[Available data start]
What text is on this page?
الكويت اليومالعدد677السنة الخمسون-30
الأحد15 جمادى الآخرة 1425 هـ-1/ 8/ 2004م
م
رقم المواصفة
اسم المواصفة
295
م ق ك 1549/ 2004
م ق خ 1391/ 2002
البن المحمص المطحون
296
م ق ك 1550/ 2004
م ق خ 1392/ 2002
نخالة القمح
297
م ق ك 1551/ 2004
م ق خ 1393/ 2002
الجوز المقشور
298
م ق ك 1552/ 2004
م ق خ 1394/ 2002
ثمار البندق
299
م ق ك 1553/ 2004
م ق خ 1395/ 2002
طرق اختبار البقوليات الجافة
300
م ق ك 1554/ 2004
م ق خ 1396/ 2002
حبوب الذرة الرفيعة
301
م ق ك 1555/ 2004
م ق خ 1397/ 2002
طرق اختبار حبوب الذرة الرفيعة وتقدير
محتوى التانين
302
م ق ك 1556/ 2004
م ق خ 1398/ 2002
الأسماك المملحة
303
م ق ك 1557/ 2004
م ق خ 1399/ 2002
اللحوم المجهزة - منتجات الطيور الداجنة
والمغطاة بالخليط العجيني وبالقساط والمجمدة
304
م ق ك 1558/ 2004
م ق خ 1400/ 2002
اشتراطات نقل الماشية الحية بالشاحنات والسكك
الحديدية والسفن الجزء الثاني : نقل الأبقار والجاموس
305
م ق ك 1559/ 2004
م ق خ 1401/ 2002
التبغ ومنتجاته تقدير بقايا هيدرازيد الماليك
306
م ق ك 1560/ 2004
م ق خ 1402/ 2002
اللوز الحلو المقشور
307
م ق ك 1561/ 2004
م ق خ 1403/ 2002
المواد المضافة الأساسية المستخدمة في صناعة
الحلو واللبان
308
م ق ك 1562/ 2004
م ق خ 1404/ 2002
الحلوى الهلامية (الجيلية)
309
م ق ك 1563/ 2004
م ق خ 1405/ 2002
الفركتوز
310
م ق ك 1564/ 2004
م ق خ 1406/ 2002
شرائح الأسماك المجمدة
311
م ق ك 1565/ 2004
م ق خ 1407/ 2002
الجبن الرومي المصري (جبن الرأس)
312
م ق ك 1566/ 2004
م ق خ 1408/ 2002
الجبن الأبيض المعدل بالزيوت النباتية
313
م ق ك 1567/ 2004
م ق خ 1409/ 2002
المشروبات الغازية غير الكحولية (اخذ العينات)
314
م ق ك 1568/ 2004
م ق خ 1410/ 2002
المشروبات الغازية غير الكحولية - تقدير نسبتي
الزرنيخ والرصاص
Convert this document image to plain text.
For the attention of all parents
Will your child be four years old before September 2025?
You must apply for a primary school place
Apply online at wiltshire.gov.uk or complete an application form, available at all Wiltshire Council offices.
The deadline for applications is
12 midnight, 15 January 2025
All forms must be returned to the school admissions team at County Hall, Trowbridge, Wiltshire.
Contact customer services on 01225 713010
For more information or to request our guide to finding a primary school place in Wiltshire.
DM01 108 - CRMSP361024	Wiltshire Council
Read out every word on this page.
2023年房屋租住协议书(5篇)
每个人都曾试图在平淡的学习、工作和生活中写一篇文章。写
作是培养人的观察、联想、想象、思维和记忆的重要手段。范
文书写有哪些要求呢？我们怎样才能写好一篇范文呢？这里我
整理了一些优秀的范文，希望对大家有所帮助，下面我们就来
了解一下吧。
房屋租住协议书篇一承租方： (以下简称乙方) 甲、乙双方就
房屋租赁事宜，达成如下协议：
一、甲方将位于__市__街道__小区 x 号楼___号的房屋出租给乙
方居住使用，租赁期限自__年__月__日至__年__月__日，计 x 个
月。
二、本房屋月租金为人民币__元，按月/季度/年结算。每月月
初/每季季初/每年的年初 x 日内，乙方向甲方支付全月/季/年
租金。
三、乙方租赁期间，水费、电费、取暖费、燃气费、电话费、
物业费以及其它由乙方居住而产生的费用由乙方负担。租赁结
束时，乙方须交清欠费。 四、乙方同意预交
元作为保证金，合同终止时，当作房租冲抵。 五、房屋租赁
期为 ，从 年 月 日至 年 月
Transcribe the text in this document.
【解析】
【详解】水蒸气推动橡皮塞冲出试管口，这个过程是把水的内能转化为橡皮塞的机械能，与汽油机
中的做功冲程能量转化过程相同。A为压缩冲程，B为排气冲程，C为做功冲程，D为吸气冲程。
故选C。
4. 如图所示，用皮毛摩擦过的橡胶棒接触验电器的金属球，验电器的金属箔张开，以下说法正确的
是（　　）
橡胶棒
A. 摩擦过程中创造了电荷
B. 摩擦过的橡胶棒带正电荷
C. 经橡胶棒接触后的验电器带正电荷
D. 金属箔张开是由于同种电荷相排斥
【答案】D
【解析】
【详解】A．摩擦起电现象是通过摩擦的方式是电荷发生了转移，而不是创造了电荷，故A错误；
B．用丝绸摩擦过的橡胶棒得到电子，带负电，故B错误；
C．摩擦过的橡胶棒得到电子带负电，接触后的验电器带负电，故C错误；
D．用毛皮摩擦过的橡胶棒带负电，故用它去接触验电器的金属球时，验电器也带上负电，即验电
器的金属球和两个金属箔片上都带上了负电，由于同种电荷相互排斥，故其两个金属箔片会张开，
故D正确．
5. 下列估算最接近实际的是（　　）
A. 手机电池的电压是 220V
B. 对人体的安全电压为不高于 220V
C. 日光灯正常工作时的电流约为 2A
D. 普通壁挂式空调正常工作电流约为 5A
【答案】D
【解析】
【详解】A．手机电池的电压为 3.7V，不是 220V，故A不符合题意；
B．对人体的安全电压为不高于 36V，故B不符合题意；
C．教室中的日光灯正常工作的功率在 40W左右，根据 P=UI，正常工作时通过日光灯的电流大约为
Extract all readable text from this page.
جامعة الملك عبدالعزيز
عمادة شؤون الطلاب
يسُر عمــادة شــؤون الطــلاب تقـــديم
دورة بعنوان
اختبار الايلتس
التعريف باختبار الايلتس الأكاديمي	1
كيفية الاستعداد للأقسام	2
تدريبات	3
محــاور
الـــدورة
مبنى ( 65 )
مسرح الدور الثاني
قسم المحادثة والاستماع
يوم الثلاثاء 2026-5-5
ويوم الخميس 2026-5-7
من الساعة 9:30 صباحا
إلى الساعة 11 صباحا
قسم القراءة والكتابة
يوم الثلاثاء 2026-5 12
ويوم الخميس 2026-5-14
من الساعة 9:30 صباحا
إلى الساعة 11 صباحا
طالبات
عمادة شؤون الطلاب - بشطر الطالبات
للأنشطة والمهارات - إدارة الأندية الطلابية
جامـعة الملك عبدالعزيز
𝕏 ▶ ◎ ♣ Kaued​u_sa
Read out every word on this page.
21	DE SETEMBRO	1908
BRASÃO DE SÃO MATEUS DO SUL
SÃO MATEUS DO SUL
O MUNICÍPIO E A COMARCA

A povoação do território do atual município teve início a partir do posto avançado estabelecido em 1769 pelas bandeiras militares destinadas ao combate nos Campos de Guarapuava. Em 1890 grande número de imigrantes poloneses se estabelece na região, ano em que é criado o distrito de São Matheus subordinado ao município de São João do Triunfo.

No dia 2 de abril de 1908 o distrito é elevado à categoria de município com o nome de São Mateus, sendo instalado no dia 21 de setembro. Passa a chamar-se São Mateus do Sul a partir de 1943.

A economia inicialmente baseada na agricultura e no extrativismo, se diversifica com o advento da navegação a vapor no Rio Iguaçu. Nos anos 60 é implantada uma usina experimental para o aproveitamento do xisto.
[Available data end]
What is required → Copy down the material exactly as written.

Complete answer →
What text is on this page?
الكويت اليومالعدد677السنة الخمسون-30
الأحد15 جمادى الآخرة 1425 هـ-1/ 8/ 2004م
م
رقم المواصفة
اسم المواصفة
295
م ق ك 1549/ 2004
م ق خ 1391/ 2002
البن المحمص المطحون
296
م ق ك 1550/ 2004
م ق خ 1392/ 2002
نخالة القمح
297
م ق ك 1551/ 2004
م ق خ 1393/ 2002
الجوز المقشور
298
م ق ك 1552/ 2004
م ق خ 1394/ 2002
ثمار البندق
299
م ق ك 1553/ 2004
م ق خ 1395/ 2002
طرق اختبار البقوليات الجافة
300
م ق ك 1554/ 2004
م ق خ 1396/ 2002
حبوب الذرة الرفيعة
301
م ق ك 1555/ 2004
م ق خ 1397/ 2002
طرق اختبار حبوب الذرة الرفيعة وتقدير
محتوى التانين
302
م ق ك 1556/ 2004
م ق خ 1398/ 2002
الأسماك المملحة
303
م ق ك 1557/ 2004
م ق خ 1399/ 2002
اللحوم المجهزة - منتجات الطيور الداجنة
والمغطاة بالخليط العجيني وبالقساط والمجمدة
304
م ق ك 1558/ 2004
م ق خ 1400/ 2002
اشتراطات نقل الماشية الحية بالشاحنات والسكك
الحديدية والسفن الجزء الثاني : نقل الأبقار والجاموس
305
م ق ك 1559/ 2004
م ق خ 1401/ 2002
التبغ ومنتجاته تقدير بقايا هيدرازيد الماليك
306
م ق ك 1560/ 2004
م ق خ 1402/ 2002
اللوز الحلو المقشور
307
م ق ك 1561/ 2004
م ق خ 1403/ 2002
المواد المضافة الأساسية المستخدمة في صناعة
الحلو واللبان
308
م ق ك 1562/ 2004
م ق خ 1404/ 2002
الحلوى الهلامية (الجيلية)
309
م ق ك 1563/ 2004
م ق خ 1405/ 2002
الفركتوز
310
م ق ك 1564/ 2004
م ق خ 1406/ 2002
شرائح الأسماك المجمدة
311
م ق ك 1565/ 2004
م ق خ 1407/ 2002
الجبن الرومي المصري (جبن الرأس)
312
م ق ك 1566/ 2004
م ق خ 1408/ 2002
الجبن الأبيض المعدل بالزيوت النباتية
313
م ق ك 1567/ 2004
م ق خ 1409/ 2002
المشروبات الغازية غير الكحولية (اخذ العينات)
314
م ق ك 1568/ 2004
م ق خ 1410/ 2002
المشروبات الغازية غير الكحولية - تقدير نسبتي
الزرنيخ والرصاص
Convert this document image to plain text.
For the attention of all parents
Will your child be four years old before September 2025?
You must apply for a primary school place
Apply online at wiltshire.gov.uk or complete an application form, available at all Wiltshire Council offices.
The deadline for applications is
12 midnight, 15 January 2025
All forms must be returned to the school admissions team at County Hall, Trowbridge, Wiltshire.
Contact customer services on 01225 713010
For more information or to request our guide to finding a primary school place in Wiltshire.
DM01 108 - CRMSP361024	Wiltshire Council
Read out every word on this page.
2023年房屋租住协议书(5篇)
每个人都曾试图在平淡的学习、工作和生活中写一篇文章。写
作是培养人的观察、联想、想象、思维和记忆的重要手段。范
文书写有哪些要求呢？我们怎样才能写好一篇范文呢？这里我
整理了一些优秀的范文，希望对大家有所帮助，下面我们就来
了解一下吧。
房屋租住协议书篇一承租方： (以下简称乙方) 甲、乙双方就
房屋租赁事宜，达成如下协议：
一、甲方将位于__市__街道__小区 x 号楼___号的房屋出租给乙
方居住使用，租赁期限自__年__月__日至__年__月__日，计 x 个
月。
二、本房屋月租金为人民币__元，按月/季度/年结算。每月月
初/每季季初/每年的年初 x 日内，乙方向甲方支付全月/季/年
租金。
三、乙方租赁期间，水费、电费、取暖费、燃气费、电话费、
物业费以及其它由乙方居住而产生的费用由乙方负担。租赁结
束时，乙方须交清欠费。 四、乙方同意预交
元作为保证金，合同终止时，当作房租冲抵。 五、房屋租赁
期为 ，从 年 月 日至 年 月
Transcribe the text in this document.
【解析】
【详解】水蒸气推动橡皮塞冲出试管口，这个过程是把水的内能转化为橡皮塞的机械能，与汽油机
中的做功冲程能量转化过程相同。A为压缩冲程，B为排气冲程，C为做功冲程，D为吸气冲程。
故选C。
4. 如图所示，用皮毛摩擦过的橡胶棒接触验电器的金属球，验电器的金属箔张开，以下说法正确的
是（　　）
橡胶棒
A. 摩擦过程中创造了电荷
B. 摩擦过的橡胶棒带正电荷
C. 经橡胶棒接触后的验电器带正电荷
D. 金属箔张开是由于同种电荷相排斥
【答案】D
【解析】
【详解】A．摩擦起电现象是通过摩擦的方式是电荷发生了转移，而不是创造了电荷，故A错误；
B．用丝绸摩擦过的橡胶棒得到电子，带负电，故B错误；
C．摩擦过的橡胶棒得到电子带负电，接触后的验电器带负电，故C错误；
D．用毛皮摩擦过的橡胶棒带负电，故用它去接触验电器的金属球时，验电器也带上负电，即验电
器的金属球和两个金属箔片上都带上了负电，由于同种电荷相互排斥，故其两个金属箔片会张开，
故D正确．
5. 下列估算最接近实际的是（　　）
A. 手机电池的电压是 220V
B. 对人体的安全电压为不高于 220V
C. 日光灯正常工作时的电流约为 2A
D. 普通壁挂式空调正常工作电流约为 5A
【答案】D
【解析】
【详解】A．手机电池的电压为 3.7V，不是 220V，故A不符合题意；
B．对人体的安全电压为不高于 36V，故B不符合题意；
C．教室中的日光灯正常工作的功率在 40W左右，根据 P=UI，正常工作时通过日光灯的电流大约为
Extract all readable text from this page.
جامعة الملك عبدالعزيز
عمادة شؤون الطلاب
يسُر عمــادة شــؤون الطــلاب تقـــديم
دورة بعنوان
اختبار الايلتس
التعريف باختبار الايلتس الأكاديمي	1
كيفية الاستعداد للأقسام	2
تدريبات	3
محــاور
الـــدورة
مبنى ( 65 )
مسرح الدور الثاني
قسم المحادثة والاستماع
يوم الثلاثاء 2026-5-5
ويوم الخميس 2026-5-7
من الساعة 9:30 صباحا
إلى الساعة 11 صباحا
قسم القراءة والكتابة
يوم الثلاثاء 2026-5 12
ويوم الخميس 2026-5-14
من الساعة 9:30 صباحا
إلى الساعة 11 صباحا
طالبات
عمادة شؤون الطلاب - بشطر الطالبات
للأنشطة والمهارات - إدارة الأندية الطلابية
جامـعة الملك عبدالعزيز
𝕏 ▶ ◎ ♣ Kaued​u_sa
Read out every word on this page.
21	DE SETEMBRO	1908
BRASÃO DE SÃO MATEUS DO SUL
SÃO MATEUS DO SUL
O MUNICÍPIO E A COMARCA

A povoação do território do atual município teve início a partir do posto avançado estabelecido em 1769 pelas bandeiras militares destinadas ao combate nos Campos de Guarapuava. Em 1890 grande número de imigrantes poloneses se estabelece na região, ano em que é criado o distrito de São Matheus subordinado ao município de São João do Triunfo.

No dia 2 de abril de 1908 o distrito é elevado à categoria de município com o nome de São Mateus, sendo instalado no dia 21 de setembro. Passa a chamar-se São Mateus do Sul a partir de 1943.

A economia inicialmente baseada na agricultura e no extrativismo, se diversifica com o advento da navegação a vapor no Rio Iguaçu. Nos anos 60 é implantada uma usina experimental para o aproveitamento do xisto.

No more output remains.